Write out the data below in full, unchanged, minus the images.

===============

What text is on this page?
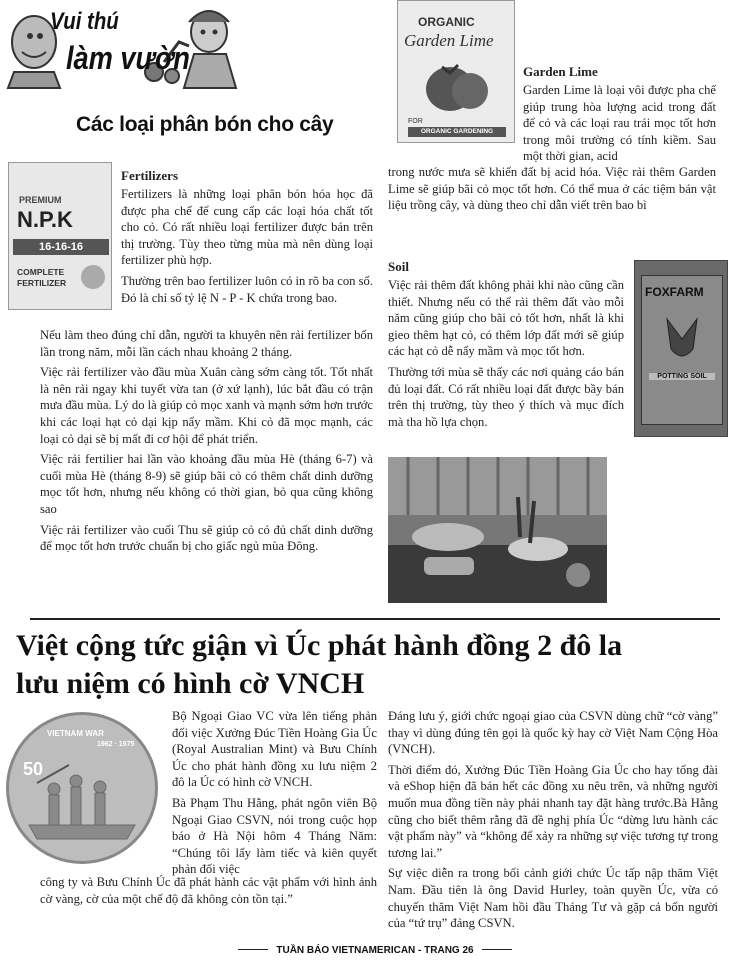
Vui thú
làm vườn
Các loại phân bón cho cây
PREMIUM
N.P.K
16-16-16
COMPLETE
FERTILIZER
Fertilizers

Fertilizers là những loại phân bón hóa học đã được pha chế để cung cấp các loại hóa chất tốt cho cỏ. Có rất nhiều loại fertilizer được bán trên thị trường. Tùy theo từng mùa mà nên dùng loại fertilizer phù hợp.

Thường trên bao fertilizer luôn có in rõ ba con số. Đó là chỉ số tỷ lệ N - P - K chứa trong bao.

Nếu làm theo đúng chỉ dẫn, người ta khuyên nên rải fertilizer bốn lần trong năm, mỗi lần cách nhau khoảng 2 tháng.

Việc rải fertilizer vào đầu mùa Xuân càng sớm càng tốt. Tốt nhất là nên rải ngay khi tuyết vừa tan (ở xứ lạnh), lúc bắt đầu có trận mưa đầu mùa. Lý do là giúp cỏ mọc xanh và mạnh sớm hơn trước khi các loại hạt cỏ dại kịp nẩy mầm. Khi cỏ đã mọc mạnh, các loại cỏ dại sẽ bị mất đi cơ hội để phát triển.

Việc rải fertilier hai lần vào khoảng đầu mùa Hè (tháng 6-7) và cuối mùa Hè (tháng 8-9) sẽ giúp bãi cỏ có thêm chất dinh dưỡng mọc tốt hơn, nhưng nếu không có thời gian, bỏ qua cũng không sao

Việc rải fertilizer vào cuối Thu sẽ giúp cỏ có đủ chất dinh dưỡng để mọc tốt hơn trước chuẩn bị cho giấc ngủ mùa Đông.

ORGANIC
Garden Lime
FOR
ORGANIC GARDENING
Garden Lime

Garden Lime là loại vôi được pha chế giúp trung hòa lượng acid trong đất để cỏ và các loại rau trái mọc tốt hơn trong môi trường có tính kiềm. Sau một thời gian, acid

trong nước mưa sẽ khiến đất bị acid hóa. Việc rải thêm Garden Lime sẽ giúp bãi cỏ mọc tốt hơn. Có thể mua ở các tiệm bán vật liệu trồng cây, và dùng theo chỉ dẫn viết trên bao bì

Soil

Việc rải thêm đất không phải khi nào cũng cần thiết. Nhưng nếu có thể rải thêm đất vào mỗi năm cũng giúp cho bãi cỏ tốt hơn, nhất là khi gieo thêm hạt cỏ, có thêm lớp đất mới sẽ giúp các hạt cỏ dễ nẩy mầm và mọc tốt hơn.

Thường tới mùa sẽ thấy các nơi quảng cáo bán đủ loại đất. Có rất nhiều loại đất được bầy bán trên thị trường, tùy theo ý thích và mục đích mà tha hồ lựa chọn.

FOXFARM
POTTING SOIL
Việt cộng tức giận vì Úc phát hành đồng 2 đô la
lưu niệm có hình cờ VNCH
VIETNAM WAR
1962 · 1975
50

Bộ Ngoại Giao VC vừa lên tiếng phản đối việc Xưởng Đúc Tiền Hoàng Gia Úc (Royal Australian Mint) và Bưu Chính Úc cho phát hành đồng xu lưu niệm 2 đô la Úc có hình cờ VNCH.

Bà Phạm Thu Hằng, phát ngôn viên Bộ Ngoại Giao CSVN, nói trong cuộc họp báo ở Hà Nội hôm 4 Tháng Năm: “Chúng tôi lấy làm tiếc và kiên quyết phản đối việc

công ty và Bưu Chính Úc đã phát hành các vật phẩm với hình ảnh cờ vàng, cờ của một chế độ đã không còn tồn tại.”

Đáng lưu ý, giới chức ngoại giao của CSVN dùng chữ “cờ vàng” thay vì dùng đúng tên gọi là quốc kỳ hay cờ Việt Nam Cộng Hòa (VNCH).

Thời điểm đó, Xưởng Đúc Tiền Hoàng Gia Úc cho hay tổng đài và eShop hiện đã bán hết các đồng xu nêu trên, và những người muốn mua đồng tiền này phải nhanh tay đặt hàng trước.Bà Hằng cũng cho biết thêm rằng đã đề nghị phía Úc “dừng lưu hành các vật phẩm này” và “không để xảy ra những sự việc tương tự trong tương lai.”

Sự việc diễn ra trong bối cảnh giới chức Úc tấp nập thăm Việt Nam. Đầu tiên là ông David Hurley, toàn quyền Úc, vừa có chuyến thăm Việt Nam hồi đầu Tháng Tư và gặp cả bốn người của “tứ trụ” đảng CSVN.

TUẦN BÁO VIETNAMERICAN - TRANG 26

===============

● Completed task:
What text is on this page?
Vui thú
làm vườn
Các loại phân bón cho cây
PREMIUM
N.P.K
16-16-16
COMPLETE
FERTILIZER
Fertilizers

Fertilizers là những loại phân bón hóa học đã được pha chế để cung cấp các loại hóa chất tốt cho cỏ. Có rất nhiều loại fertilizer được bán trên thị trường. Tùy theo từng mùa mà nên dùng loại fertilizer phù hợp.

Thường trên bao fertilizer luôn có in rõ ba con số. Đó là chỉ số tỷ lệ N - P - K chứa trong bao.

Nếu làm theo đúng chỉ dẫn, người ta khuyên nên rải fertilizer bốn lần trong năm, mỗi lần cách nhau khoảng 2 tháng.

Việc rải fertilizer vào đầu mùa Xuân càng sớm càng tốt. Tốt nhất là nên rải ngay khi tuyết vừa tan (ở xứ lạnh), lúc bắt đầu có trận mưa đầu mùa. Lý do là giúp cỏ mọc xanh và mạnh sớm hơn trước khi các loại hạt cỏ dại kịp nẩy mầm. Khi cỏ đã mọc mạnh, các loại cỏ dại sẽ bị mất đi cơ hội để phát triển.

Việc rải fertilier hai lần vào khoảng đầu mùa Hè (tháng 6-7) và cuối mùa Hè (tháng 8-9) sẽ giúp bãi cỏ có thêm chất dinh dưỡng mọc tốt hơn, nhưng nếu không có thời gian, bỏ qua cũng không sao

Việc rải fertilizer vào cuối Thu sẽ giúp cỏ có đủ chất dinh dưỡng để mọc tốt hơn trước chuẩn bị cho giấc ngủ mùa Đông.

ORGANIC
Garden Lime
FOR
ORGANIC GARDENING
Garden Lime

Garden Lime là loại vôi được pha chế giúp trung hòa lượng acid trong đất để cỏ và các loại rau trái mọc tốt hơn trong môi trường có tính kiềm. Sau một thời gian, acid

trong nước mưa sẽ khiến đất bị acid hóa. Việc rải thêm Garden Lime sẽ giúp bãi cỏ mọc tốt hơn. Có thể mua ở các tiệm bán vật liệu trồng cây, và dùng theo chỉ dẫn viết trên bao bì

Soil

Việc rải thêm đất không phải khi nào cũng cần thiết. Nhưng nếu có thể rải thêm đất vào mỗi năm cũng giúp cho bãi cỏ tốt hơn, nhất là khi gieo thêm hạt cỏ, có thêm lớp đất mới sẽ giúp các hạt cỏ dễ nẩy mầm và mọc tốt hơn.

Thường tới mùa sẽ thấy các nơi quảng cáo bán đủ loại đất. Có rất nhiều loại đất được bầy bán trên thị trường, tùy theo ý thích và mục đích mà tha hồ lựa chọn.

FOXFARM
POTTING SOIL
Việt cộng tức giận vì Úc phát hành đồng 2 đô la
lưu niệm có hình cờ VNCH
VIETNAM WAR
1962 · 1975
50

Bộ Ngoại Giao VC vừa lên tiếng phản đối việc Xưởng Đúc Tiền Hoàng Gia Úc (Royal Australian Mint) và Bưu Chính Úc cho phát hành đồng xu lưu niệm 2 đô la Úc có hình cờ VNCH.

Bà Phạm Thu Hằng, phát ngôn viên Bộ Ngoại Giao CSVN, nói trong cuộc họp báo ở Hà Nội hôm 4 Tháng Năm: “Chúng tôi lấy làm tiếc và kiên quyết phản đối việc

công ty và Bưu Chính Úc đã phát hành các vật phẩm với hình ảnh cờ vàng, cờ của một chế độ đã không còn tồn tại.”

Đáng lưu ý, giới chức ngoại giao của CSVN dùng chữ “cờ vàng” thay vì dùng đúng tên gọi là quốc kỳ hay cờ Việt Nam Cộng Hòa (VNCH).

Thời điểm đó, Xưởng Đúc Tiền Hoàng Gia Úc cho hay tổng đài và eShop hiện đã bán hết các đồng xu nêu trên, và những người muốn mua đồng tiền này phải nhanh tay đặt hàng trước.Bà Hằng cũng cho biết thêm rằng đã đề nghị phía Úc “dừng lưu hành các vật phẩm này” và “không để xảy ra những sự việc tương tự trong tương lai.”

Sự việc diễn ra trong bối cảnh giới chức Úc tấp nập thăm Việt Nam. Đầu tiên là ông David Hurley, toàn quyền Úc, vừa có chuyến thăm Việt Nam hồi đầu Tháng Tư và gặp cả bốn người của “tứ trụ” đảng CSVN.

TUẦN BÁO VIETNAMERICAN - TRANG 26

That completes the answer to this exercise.